#### What you will do:
Consider the data that follows and state how many lines contain the string "faktor", using the number alone.

________________________________________

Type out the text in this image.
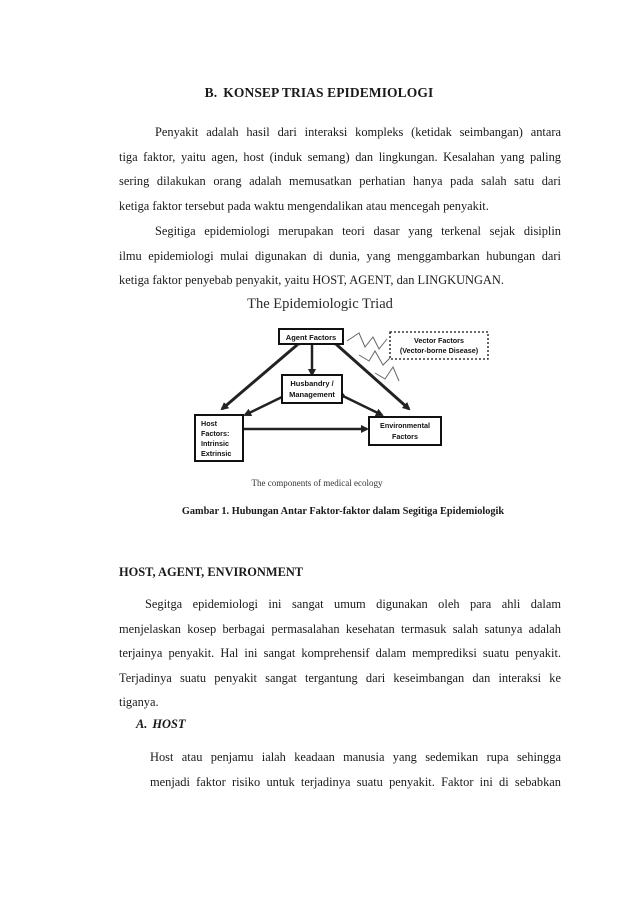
B. KONSEP TRIAS EPIDEMIOLOGI
Penyakit adalah hasil dari interaksi kompleks (ketidak seimbangan) antara
tiga faktor, yaitu agen, host (induk semang) dan lingkungan. Kesalahan yang paling
sering dilakukan orang adalah memusatkan perhatian hanya pada salah satu dari
ketiga faktor tersebut pada waktu mengendalikan atau mencegah penyakit.
Segitiga epidemiologi merupakan teori dasar yang terkenal sejak disiplin
ilmu epidemiologi mulai digunakan di dunia, yang menggambarkan hubungan dari
ketiga faktor penyebab penyakit, yaitu HOST, AGENT, dan LINGKUNGAN.
The Epidemiologic Triad
Agent Factors	Vector Factors
(Vector-borne Disease)
Husbandry /
Management
Host
Factors:
Intrinsic
Extrinsic
Environmental
Factors
The components of medical ecology
Gambar 1. Hubungan Antar Faktor-faktor dalam Segitiga Epidemiologik
HOST, AGENT, ENVIRONMENT
Segitga epidemiologi ini sangat umum digunakan oleh para ahli dalam
menjelaskan kosep berbagai permasalahan kesehatan termasuk salah satunya adalah
terjainya penyakit. Hal ini sangat komprehensif dalam memprediksi suatu penyakit.
Terjadinya suatu penyakit sangat tergantung dari keseimbangan dan interaksi ke
tiganya.
A. HOST
Host atau penjamu ialah keadaan manusia yang sedemikan rupa sehingga
menjadi faktor risiko untuk terjadinya suatu penyakit. Faktor ini di sebabkan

________________________________________

#### Solved problem:
5